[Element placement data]
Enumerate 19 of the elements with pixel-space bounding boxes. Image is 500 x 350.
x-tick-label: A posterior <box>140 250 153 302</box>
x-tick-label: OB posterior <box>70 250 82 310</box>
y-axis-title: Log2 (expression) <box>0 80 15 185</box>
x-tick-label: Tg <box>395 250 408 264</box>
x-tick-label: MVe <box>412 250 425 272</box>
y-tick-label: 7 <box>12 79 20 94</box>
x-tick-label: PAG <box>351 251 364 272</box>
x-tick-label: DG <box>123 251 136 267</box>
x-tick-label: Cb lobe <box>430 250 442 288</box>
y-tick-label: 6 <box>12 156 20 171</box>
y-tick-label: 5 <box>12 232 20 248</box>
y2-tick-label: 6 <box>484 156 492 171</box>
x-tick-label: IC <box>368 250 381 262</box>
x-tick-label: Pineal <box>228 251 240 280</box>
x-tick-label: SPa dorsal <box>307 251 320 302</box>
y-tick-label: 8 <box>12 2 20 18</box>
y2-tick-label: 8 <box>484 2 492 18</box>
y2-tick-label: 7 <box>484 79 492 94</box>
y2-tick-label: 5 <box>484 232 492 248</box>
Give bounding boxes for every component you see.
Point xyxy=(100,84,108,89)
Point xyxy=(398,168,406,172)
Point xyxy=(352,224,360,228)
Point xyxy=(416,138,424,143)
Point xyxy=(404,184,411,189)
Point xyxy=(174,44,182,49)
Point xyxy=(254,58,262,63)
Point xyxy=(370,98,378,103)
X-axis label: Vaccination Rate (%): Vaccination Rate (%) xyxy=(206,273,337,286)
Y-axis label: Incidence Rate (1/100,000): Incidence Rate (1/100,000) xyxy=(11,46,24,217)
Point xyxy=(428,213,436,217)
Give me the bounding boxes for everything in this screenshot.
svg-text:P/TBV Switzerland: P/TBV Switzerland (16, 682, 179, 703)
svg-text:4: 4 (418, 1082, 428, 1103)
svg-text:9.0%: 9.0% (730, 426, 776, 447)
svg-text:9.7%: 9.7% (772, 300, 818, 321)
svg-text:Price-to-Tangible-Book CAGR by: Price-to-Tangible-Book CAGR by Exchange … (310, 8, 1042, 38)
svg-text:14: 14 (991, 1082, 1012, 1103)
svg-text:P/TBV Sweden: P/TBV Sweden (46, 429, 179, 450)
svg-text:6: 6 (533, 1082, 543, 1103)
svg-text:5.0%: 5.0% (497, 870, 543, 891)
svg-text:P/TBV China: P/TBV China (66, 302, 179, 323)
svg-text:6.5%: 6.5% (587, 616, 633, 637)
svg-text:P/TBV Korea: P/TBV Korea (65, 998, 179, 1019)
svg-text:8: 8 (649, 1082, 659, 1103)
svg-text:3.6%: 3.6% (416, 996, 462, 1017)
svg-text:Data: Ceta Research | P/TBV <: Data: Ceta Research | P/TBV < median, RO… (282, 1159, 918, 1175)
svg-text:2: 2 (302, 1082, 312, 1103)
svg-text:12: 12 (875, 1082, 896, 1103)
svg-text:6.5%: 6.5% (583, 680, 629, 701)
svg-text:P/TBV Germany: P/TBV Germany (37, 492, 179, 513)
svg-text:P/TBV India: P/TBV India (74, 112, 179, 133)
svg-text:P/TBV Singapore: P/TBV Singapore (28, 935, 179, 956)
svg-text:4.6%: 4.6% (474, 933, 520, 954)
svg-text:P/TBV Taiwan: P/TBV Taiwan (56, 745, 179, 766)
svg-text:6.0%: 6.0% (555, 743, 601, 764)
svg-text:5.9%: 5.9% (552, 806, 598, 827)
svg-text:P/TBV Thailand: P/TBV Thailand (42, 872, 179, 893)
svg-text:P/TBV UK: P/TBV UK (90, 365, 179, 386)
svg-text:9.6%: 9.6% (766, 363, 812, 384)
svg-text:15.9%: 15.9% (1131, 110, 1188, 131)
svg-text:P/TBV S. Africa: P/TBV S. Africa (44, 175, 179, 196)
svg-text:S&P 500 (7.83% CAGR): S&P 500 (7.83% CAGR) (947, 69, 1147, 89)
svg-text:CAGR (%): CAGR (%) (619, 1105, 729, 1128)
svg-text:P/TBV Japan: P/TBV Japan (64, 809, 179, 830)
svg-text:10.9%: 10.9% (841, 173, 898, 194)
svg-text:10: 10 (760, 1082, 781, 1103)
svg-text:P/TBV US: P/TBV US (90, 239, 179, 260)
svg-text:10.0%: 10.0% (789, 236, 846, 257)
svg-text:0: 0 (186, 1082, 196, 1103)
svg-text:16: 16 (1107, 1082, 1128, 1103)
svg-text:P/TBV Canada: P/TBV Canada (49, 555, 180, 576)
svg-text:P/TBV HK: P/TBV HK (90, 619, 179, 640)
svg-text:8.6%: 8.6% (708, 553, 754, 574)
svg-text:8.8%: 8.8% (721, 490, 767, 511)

What you are asked to do
Starting at the top of the listing and going through the line with "y-tick-label: 6 <box>12 156 20 171</box>", write those lines out again with "posterior" swapped for "rear" each time it appears and nothing else changed.

Full output
Enumerate 19 of the elements with pixel-space bounding boxes. Image is 500 x 350.
x-tick-label: A rear <box>140 250 153 302</box>
x-tick-label: OB rear <box>70 250 82 310</box>
y-axis-title: Log2 (expression) <box>0 80 15 185</box>
x-tick-label: Tg <box>395 250 408 264</box>
x-tick-label: MVe <box>412 250 425 272</box>
y-tick-label: 7 <box>12 79 20 94</box>
x-tick-label: PAG <box>351 251 364 272</box>
x-tick-label: DG <box>123 251 136 267</box>
x-tick-label: Cb lobe <box>430 250 442 288</box>
y-tick-label: 6 <box>12 156 20 171</box>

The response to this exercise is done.